• TASK:
Print the listing that follows, character for character.
-- BEGIN SOURCE RECORDS --
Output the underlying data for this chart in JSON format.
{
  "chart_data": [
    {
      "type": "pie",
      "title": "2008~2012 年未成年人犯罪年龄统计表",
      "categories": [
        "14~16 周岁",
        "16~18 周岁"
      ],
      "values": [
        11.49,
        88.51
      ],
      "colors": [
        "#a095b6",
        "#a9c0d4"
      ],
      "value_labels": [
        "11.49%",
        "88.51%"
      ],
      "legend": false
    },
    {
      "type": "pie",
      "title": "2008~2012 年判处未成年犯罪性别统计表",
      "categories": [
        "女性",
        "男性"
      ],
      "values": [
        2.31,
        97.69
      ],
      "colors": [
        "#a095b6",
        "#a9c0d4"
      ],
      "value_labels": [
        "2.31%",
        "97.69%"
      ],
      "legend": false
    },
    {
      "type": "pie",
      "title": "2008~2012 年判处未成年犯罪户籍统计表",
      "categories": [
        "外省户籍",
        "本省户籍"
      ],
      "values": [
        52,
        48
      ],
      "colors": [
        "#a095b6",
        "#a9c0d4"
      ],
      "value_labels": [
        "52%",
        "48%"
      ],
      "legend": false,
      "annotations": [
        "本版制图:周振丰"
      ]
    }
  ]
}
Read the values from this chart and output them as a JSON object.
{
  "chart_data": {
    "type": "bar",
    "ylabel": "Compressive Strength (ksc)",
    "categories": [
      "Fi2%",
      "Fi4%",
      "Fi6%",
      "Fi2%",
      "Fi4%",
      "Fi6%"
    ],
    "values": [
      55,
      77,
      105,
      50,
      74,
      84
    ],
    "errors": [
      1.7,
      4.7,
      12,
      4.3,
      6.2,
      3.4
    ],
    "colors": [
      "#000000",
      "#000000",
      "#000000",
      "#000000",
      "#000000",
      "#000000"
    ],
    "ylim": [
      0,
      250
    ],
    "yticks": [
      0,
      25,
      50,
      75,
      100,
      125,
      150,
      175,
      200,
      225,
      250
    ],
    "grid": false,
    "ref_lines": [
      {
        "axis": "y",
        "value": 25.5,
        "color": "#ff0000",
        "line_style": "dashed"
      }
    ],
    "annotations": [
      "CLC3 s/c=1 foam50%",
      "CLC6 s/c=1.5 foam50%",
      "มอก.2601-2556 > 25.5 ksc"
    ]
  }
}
-- END SOURCE RECORDS --
• WRITTEN REPLY:
Output the underlying data for this chart in JSON format.
{
  "chart_data": [
    {
      "type": "pie",
      "title": "2008~2012 年未成年人犯罪年龄统计表",
      "categories": [
        "14~16 周岁",
        "16~18 周岁"
      ],
      "values": [
        11.49,
        88.51
      ],
      "colors": [
        "#a095b6",
        "#a9c0d4"
      ],
      "value_labels": [
        "11.49%",
        "88.51%"
      ],
      "legend": false
    },
    {
      "type": "pie",
      "title": "2008~2012 年判处未成年犯罪性别统计表",
      "categories": [
        "女性",
        "男性"
      ],
      "values": [
        2.31,
        97.69
      ],
      "colors": [
        "#a095b6",
        "#a9c0d4"
      ],
      "value_labels": [
        "2.31%",
        "97.69%"
      ],
      "legend": false
    },
    {
      "type": "pie",
      "title": "2008~2012 年判处未成年犯罪户籍统计表",
      "categories": [
        "外省户籍",
        "本省户籍"
      ],
      "values": [
        52,
        48
      ],
      "colors": [
        "#a095b6",
        "#a9c0d4"
      ],
      "value_labels": [
        "52%",
        "48%"
      ],
      "legend": false,
      "annotations": [
        "本版制图:周振丰"
      ]
    }
  ]
}
Read the values from this chart and output them as a JSON object.
{
  "chart_data": {
    "type": "bar",
    "ylabel": "Compressive Strength (ksc)",
    "categories": [
      "Fi2%",
      "Fi4%",
      "Fi6%",
      "Fi2%",
      "Fi4%",
      "Fi6%"
    ],
    "values": [
      55,
      77,
      105,
      50,
      74,
      84
    ],
    "errors": [
      1.7,
      4.7,
      12,
      4.3,
      6.2,
      3.4
    ],
    "colors": [
      "#000000",
      "#000000",
      "#000000",
      "#000000",
      "#000000",
      "#000000"
    ],
    "ylim": [
      0,
      250
    ],
    "yticks": [
      0,
      25,
      50,
      75,
      100,
      125,
      150,
      175,
      200,
      225,
      250
    ],
    "grid": false,
    "ref_lines": [
      {
        "axis": "y",
        "value": 25.5,
        "color": "#ff0000",
        "line_style": "dashed"
      }
    ],
    "annotations": [
      "CLC3 s/c=1 foam50%",
      "CLC6 s/c=1.5 foam50%",
      "มอก.2601-2556 > 25.5 ksc"
    ]
  }
}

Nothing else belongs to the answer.